**Challenge:**
The records should be repeated word for word, pictures excluded.

(Collected data)
>> START

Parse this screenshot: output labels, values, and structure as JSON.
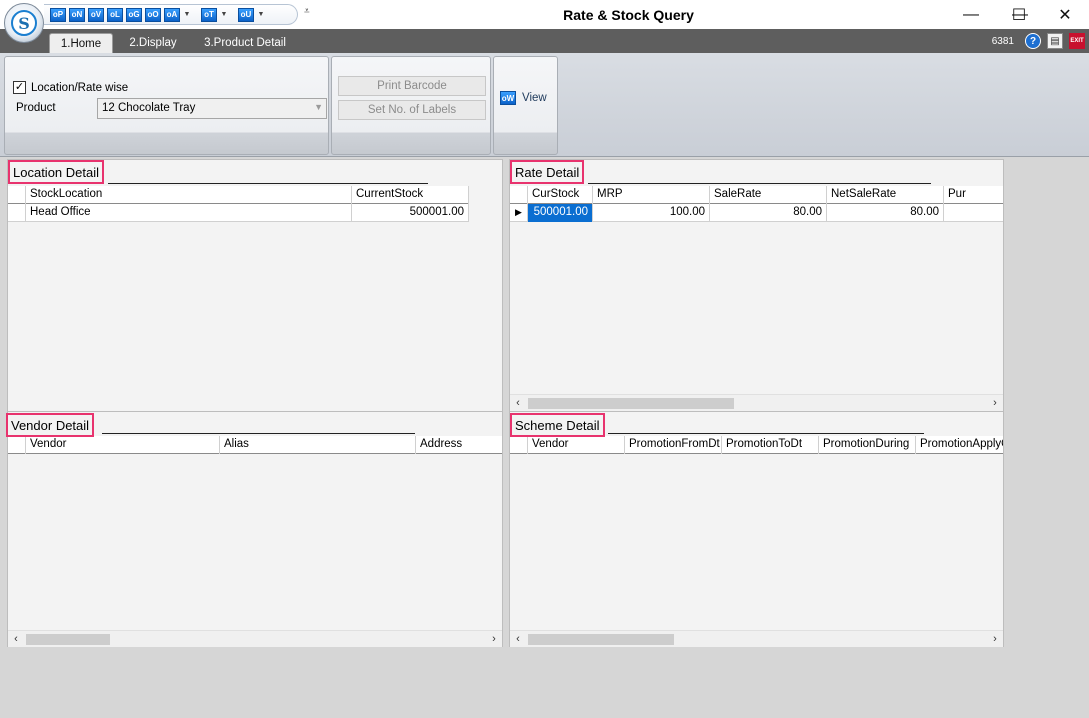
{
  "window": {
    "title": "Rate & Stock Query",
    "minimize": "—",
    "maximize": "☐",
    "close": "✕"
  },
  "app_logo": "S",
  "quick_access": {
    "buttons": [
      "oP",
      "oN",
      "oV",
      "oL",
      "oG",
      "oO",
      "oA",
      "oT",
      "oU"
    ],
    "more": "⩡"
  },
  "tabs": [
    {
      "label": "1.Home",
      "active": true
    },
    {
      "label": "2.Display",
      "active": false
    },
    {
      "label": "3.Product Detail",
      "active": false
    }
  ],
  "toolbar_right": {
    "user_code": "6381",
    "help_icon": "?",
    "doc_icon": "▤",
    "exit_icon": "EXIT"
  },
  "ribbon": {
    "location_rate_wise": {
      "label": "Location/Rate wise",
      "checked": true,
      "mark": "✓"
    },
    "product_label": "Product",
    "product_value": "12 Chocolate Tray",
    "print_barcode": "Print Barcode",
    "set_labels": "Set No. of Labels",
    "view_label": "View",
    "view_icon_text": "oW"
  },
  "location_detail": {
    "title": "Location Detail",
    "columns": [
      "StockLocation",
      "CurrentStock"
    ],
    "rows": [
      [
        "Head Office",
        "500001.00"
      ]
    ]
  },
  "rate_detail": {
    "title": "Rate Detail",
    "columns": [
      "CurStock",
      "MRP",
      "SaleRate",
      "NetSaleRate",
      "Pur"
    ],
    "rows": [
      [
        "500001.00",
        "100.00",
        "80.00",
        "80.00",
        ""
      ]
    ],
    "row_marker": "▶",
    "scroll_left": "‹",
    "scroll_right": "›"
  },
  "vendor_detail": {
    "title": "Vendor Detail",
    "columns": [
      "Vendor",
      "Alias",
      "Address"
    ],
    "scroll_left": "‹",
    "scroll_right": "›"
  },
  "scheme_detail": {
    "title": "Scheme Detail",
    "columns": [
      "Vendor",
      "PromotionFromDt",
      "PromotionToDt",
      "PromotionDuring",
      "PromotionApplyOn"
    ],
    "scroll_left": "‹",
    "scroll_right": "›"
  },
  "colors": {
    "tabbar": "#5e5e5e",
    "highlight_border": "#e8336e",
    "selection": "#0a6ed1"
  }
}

>> END

**Response:**
Parse this screenshot: output labels, values, and structure as JSON.
{
  "window": {
    "title": "Rate & Stock Query",
    "minimize": "—",
    "maximize": "☐",
    "close": "✕"
  },
  "app_logo": "S",
  "quick_access": {
    "buttons": [
      "oP",
      "oN",
      "oV",
      "oL",
      "oG",
      "oO",
      "oA",
      "oT",
      "oU"
    ],
    "more": "⩡"
  },
  "tabs": [
    {
      "label": "1.Home",
      "active": true
    },
    {
      "label": "2.Display",
      "active": false
    },
    {
      "label": "3.Product Detail",
      "active": false
    }
  ],
  "toolbar_right": {
    "user_code": "6381",
    "help_icon": "?",
    "doc_icon": "▤",
    "exit_icon": "EXIT"
  },
  "ribbon": {
    "location_rate_wise": {
      "label": "Location/Rate wise",
      "checked": true,
      "mark": "✓"
    },
    "product_label": "Product",
    "product_value": "12 Chocolate Tray",
    "print_barcode": "Print Barcode",
    "set_labels": "Set No. of Labels",
    "view_label": "View",
    "view_icon_text": "oW"
  },
  "location_detail": {
    "title": "Location Detail",
    "columns": [
      "StockLocation",
      "CurrentStock"
    ],
    "rows": [
      [
        "Head Office",
        "500001.00"
      ]
    ]
  },
  "rate_detail": {
    "title": "Rate Detail",
    "columns": [
      "CurStock",
      "MRP",
      "SaleRate",
      "NetSaleRate",
      "Pur"
    ],
    "rows": [
      [
        "500001.00",
        "100.00",
        "80.00",
        "80.00",
        ""
      ]
    ],
    "row_marker": "▶",
    "scroll_left": "‹",
    "scroll_right": "›"
  },
  "vendor_detail": {
    "title": "Vendor Detail",
    "columns": [
      "Vendor",
      "Alias",
      "Address"
    ],
    "scroll_left": "‹",
    "scroll_right": "›"
  },
  "scheme_detail": {
    "title": "Scheme Detail",
    "columns": [
      "Vendor",
      "PromotionFromDt",
      "PromotionToDt",
      "PromotionDuring",
      "PromotionApplyOn"
    ],
    "scroll_left": "‹",
    "scroll_right": "›"
  },
  "colors": {
    "tabbar": "#5e5e5e",
    "highlight_border": "#e8336e",
    "selection": "#0a6ed1"
  }
}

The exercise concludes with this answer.